### PROBLEM DESCRIPTION
In the listing that follows, count each line containing the string "this" and report only the count.

### RECORDS SUPPLIED
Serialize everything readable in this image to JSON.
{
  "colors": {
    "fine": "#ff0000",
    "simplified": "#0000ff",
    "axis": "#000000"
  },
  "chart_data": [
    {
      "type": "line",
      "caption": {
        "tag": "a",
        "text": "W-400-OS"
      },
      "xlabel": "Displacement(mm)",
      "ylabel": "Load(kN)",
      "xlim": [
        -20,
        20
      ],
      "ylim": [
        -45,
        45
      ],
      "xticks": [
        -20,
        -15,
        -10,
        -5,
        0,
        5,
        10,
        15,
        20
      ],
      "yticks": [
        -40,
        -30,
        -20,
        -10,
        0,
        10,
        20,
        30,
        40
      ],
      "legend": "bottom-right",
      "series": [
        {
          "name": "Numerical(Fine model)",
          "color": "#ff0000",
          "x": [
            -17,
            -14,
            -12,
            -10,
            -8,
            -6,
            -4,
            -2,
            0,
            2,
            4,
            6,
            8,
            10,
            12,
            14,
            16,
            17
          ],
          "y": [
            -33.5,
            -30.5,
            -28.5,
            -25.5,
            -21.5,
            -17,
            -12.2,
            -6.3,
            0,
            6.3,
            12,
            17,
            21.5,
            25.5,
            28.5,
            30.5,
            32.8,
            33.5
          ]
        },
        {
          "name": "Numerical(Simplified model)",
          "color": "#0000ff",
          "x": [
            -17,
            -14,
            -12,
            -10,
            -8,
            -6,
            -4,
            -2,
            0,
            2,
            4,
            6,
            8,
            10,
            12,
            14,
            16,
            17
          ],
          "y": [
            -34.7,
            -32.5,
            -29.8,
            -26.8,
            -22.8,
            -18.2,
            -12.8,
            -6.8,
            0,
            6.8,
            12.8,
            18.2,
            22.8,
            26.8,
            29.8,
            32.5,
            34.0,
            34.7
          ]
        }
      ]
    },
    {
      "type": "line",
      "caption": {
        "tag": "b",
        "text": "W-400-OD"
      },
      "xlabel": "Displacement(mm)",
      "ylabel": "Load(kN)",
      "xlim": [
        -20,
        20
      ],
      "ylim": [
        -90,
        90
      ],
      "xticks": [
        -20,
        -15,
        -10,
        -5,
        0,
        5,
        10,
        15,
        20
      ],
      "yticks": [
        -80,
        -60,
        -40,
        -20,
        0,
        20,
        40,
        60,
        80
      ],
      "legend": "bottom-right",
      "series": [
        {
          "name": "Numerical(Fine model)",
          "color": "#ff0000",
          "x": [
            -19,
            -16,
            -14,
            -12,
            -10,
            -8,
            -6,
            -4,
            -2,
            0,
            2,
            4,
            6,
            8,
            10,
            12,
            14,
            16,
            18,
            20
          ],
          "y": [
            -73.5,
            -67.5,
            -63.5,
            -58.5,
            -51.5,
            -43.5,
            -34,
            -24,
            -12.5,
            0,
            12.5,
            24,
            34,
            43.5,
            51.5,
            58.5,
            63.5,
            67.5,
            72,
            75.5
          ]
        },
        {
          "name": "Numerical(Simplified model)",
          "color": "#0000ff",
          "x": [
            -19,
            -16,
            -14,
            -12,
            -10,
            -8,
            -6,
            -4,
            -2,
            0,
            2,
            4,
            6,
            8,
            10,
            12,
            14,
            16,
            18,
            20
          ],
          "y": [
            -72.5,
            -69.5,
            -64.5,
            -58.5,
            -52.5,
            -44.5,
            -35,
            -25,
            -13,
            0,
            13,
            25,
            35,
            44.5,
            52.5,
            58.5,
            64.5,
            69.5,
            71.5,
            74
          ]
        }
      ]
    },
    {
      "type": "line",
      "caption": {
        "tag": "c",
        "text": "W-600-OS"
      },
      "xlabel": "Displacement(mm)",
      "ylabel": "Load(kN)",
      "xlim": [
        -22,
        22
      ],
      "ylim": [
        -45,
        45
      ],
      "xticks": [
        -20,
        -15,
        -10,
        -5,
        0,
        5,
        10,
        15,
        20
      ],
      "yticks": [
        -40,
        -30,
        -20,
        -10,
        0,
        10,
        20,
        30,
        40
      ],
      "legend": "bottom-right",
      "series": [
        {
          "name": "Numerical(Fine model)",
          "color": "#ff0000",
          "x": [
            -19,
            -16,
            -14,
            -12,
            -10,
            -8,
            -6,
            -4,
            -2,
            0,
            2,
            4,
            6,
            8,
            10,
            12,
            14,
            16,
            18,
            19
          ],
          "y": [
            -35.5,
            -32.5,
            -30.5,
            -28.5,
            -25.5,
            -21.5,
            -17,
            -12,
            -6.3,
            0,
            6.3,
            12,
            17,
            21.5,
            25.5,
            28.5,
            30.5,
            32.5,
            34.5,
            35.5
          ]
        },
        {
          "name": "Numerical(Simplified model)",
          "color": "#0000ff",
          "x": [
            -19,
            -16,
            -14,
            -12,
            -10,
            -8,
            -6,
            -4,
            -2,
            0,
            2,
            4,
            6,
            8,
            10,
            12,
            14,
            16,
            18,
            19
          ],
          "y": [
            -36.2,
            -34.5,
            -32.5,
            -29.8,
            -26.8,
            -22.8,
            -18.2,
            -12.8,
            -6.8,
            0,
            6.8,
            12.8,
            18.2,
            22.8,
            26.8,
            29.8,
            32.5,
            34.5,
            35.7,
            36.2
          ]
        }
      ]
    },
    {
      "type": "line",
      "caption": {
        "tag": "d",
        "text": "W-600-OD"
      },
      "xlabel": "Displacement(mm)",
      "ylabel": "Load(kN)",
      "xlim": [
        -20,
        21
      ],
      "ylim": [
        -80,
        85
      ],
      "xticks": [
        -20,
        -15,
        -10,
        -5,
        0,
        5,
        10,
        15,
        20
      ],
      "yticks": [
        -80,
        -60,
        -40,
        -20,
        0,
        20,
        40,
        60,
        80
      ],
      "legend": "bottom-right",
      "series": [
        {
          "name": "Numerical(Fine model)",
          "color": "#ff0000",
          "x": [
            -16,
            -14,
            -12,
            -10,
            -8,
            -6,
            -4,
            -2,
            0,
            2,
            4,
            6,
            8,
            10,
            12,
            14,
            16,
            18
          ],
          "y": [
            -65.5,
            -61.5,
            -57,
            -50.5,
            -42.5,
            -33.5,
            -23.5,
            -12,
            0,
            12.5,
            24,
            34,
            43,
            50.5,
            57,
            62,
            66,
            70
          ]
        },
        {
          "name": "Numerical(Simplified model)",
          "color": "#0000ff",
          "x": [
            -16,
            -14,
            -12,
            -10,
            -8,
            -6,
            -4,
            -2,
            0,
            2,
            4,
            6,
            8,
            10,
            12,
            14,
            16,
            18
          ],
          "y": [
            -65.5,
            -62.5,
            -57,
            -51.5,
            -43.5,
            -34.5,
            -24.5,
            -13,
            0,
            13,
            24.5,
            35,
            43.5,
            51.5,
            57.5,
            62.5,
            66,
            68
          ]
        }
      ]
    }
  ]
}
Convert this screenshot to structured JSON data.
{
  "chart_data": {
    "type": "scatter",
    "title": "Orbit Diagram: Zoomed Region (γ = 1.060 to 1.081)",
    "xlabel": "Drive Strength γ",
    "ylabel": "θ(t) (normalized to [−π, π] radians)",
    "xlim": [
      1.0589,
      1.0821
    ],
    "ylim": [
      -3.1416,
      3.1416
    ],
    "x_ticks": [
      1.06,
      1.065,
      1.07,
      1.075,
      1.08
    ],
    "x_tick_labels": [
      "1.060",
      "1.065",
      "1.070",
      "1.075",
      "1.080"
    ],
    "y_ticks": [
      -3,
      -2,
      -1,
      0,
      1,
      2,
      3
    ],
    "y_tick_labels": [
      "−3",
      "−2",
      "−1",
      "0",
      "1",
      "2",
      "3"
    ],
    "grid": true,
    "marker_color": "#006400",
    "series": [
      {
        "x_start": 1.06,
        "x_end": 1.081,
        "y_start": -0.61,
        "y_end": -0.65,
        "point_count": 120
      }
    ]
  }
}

### EXPECTED OUTPUT
2